■ The request ■
Using the data below, copy every line that contains the word "Import".

■ Record list ■

>>>>

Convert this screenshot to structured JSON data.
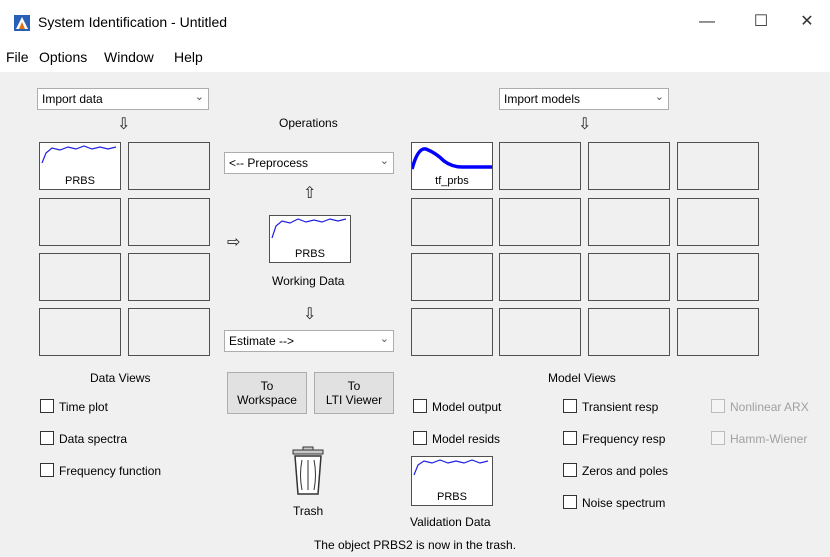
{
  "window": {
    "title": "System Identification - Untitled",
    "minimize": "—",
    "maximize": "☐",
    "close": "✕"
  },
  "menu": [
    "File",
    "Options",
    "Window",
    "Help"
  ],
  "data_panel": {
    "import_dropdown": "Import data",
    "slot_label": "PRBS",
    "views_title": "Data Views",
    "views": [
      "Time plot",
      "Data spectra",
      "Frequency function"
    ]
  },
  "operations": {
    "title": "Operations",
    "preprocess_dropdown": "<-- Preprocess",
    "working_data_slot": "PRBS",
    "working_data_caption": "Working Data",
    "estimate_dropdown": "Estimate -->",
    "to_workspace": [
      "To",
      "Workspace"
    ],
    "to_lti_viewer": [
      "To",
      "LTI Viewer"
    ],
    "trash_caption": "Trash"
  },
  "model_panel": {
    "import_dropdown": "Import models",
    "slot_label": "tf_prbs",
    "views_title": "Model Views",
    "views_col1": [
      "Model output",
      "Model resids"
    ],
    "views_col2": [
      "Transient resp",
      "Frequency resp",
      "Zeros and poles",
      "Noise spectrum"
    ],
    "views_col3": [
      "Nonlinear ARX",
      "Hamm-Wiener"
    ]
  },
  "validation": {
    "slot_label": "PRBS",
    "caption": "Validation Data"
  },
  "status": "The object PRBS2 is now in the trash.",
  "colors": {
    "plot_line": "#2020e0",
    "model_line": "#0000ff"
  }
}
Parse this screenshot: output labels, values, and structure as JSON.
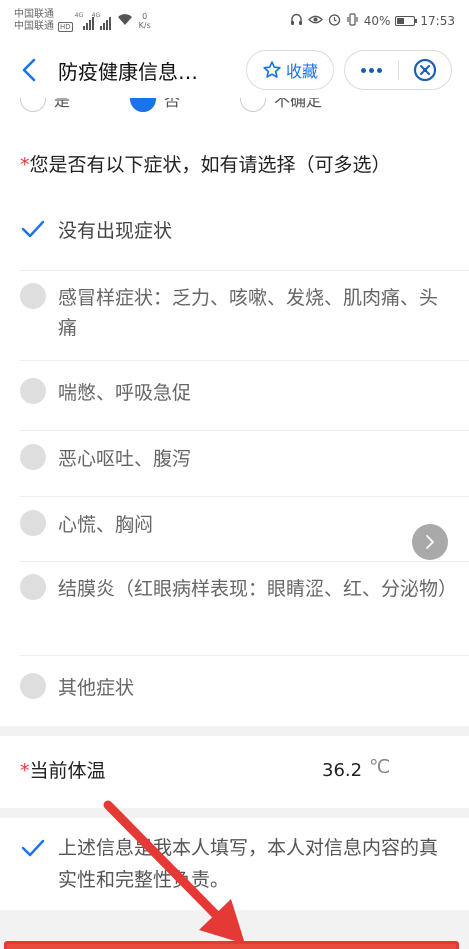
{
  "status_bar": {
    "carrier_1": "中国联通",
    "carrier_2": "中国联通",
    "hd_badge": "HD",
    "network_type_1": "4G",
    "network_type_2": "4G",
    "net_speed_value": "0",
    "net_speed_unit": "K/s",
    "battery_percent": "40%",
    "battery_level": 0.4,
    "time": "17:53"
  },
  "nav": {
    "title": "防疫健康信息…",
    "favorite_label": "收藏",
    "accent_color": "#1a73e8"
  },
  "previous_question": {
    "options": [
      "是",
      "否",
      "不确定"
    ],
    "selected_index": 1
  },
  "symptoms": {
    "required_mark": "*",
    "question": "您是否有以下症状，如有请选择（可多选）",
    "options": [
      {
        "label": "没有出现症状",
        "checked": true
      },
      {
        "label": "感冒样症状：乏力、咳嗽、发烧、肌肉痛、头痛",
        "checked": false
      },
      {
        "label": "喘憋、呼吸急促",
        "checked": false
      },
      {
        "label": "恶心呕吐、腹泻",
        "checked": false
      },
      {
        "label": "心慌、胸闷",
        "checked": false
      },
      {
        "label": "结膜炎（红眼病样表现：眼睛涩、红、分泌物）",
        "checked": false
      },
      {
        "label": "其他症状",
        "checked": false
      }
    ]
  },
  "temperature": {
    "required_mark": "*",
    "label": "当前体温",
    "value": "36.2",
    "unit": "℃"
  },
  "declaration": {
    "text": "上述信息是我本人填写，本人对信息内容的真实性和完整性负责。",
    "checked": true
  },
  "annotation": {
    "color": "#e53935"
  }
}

<<<<
>>>>

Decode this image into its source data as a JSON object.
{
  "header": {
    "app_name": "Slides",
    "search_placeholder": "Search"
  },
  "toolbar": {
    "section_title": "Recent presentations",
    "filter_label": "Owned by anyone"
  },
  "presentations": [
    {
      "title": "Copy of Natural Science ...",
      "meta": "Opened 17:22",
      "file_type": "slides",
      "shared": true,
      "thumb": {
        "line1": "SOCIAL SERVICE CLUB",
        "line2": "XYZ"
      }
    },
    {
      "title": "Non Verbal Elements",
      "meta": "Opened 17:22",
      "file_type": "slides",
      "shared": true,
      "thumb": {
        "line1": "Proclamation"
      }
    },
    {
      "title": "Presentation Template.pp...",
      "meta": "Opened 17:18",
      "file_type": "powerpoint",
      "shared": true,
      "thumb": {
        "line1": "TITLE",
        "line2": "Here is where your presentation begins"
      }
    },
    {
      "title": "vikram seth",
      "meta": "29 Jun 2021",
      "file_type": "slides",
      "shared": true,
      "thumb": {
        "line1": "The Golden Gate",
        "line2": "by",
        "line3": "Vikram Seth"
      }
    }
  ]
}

<<<<

■ Task output ■
    "import_dropdown": "Import data",
    "import_dropdown": "Import models",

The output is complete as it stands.